-------- SUPPLIED RECORDS

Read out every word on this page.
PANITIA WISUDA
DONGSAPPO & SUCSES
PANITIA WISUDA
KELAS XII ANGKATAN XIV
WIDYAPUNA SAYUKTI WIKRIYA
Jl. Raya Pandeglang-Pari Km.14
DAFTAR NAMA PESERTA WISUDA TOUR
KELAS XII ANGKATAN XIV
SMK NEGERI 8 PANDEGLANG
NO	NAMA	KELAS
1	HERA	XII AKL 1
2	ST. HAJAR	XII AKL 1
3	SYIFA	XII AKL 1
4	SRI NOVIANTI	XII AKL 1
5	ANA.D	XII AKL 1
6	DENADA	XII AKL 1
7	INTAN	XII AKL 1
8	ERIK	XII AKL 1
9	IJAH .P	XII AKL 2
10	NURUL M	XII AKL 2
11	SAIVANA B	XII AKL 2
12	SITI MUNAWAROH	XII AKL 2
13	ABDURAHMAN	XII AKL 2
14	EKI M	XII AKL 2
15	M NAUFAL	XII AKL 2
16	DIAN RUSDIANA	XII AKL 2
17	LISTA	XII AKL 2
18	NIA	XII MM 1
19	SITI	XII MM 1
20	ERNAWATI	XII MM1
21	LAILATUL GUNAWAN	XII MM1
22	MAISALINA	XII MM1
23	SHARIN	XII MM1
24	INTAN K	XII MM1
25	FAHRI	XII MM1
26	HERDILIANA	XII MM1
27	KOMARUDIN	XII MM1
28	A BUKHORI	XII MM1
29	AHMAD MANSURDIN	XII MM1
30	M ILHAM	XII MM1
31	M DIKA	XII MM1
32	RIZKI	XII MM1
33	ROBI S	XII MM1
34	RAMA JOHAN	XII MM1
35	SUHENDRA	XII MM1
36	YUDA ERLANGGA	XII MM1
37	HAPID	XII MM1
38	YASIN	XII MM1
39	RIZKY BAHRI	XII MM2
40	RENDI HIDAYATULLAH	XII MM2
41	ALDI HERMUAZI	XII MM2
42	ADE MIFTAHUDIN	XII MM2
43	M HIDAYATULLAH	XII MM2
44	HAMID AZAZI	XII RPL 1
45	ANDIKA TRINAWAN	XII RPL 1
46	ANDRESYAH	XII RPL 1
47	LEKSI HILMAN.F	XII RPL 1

----------------

__TASK INSTRUCTIONS__.
Recopy the whole listing exactly.

__OUTPUT__.
Read out every word on this page.
PANITIA WISUDA
DONGSAPPO & SUCSES
PANITIA WISUDA
KELAS XII ANGKATAN XIV
WIDYAPUNA SAYUKTI WIKRIYA
Jl. Raya Pandeglang-Pari Km.14
DAFTAR NAMA PESERTA WISUDA TOUR
KELAS XII ANGKATAN XIV
SMK NEGERI 8 PANDEGLANG
NO	NAMA	KELAS
1	HERA	XII AKL 1
2	ST. HAJAR	XII AKL 1
3	SYIFA	XII AKL 1
4	SRI NOVIANTI	XII AKL 1
5	ANA.D	XII AKL 1
6	DENADA	XII AKL 1
7	INTAN	XII AKL 1
8	ERIK	XII AKL 1
9	IJAH .P	XII AKL 2
10	NURUL M	XII AKL 2
11	SAIVANA B	XII AKL 2
12	SITI MUNAWAROH	XII AKL 2
13	ABDURAHMAN	XII AKL 2
14	EKI M	XII AKL 2
15	M NAUFAL	XII AKL 2
16	DIAN RUSDIANA	XII AKL 2
17	LISTA	XII AKL 2
18	NIA	XII MM 1
19	SITI	XII MM 1
20	ERNAWATI	XII MM1
21	LAILATUL GUNAWAN	XII MM1
22	MAISALINA	XII MM1
23	SHARIN	XII MM1
24	INTAN K	XII MM1
25	FAHRI	XII MM1
26	HERDILIANA	XII MM1
27	KOMARUDIN	XII MM1
28	A BUKHORI	XII MM1
29	AHMAD MANSURDIN	XII MM1
30	M ILHAM	XII MM1
31	M DIKA	XII MM1
32	RIZKI	XII MM1
33	ROBI S	XII MM1
34	RAMA JOHAN	XII MM1
35	SUHENDRA	XII MM1
36	YUDA ERLANGGA	XII MM1
37	HAPID	XII MM1
38	YASIN	XII MM1
39	RIZKY BAHRI	XII MM2
40	RENDI HIDAYATULLAH	XII MM2
41	ALDI HERMUAZI	XII MM2
42	ADE MIFTAHUDIN	XII MM2
43	M HIDAYATULLAH	XII MM2
44	HAMID AZAZI	XII RPL 1
45	ANDIKA TRINAWAN	XII RPL 1
46	ANDRESYAH	XII RPL 1
47	LEKSI HILMAN.F	XII RPL 1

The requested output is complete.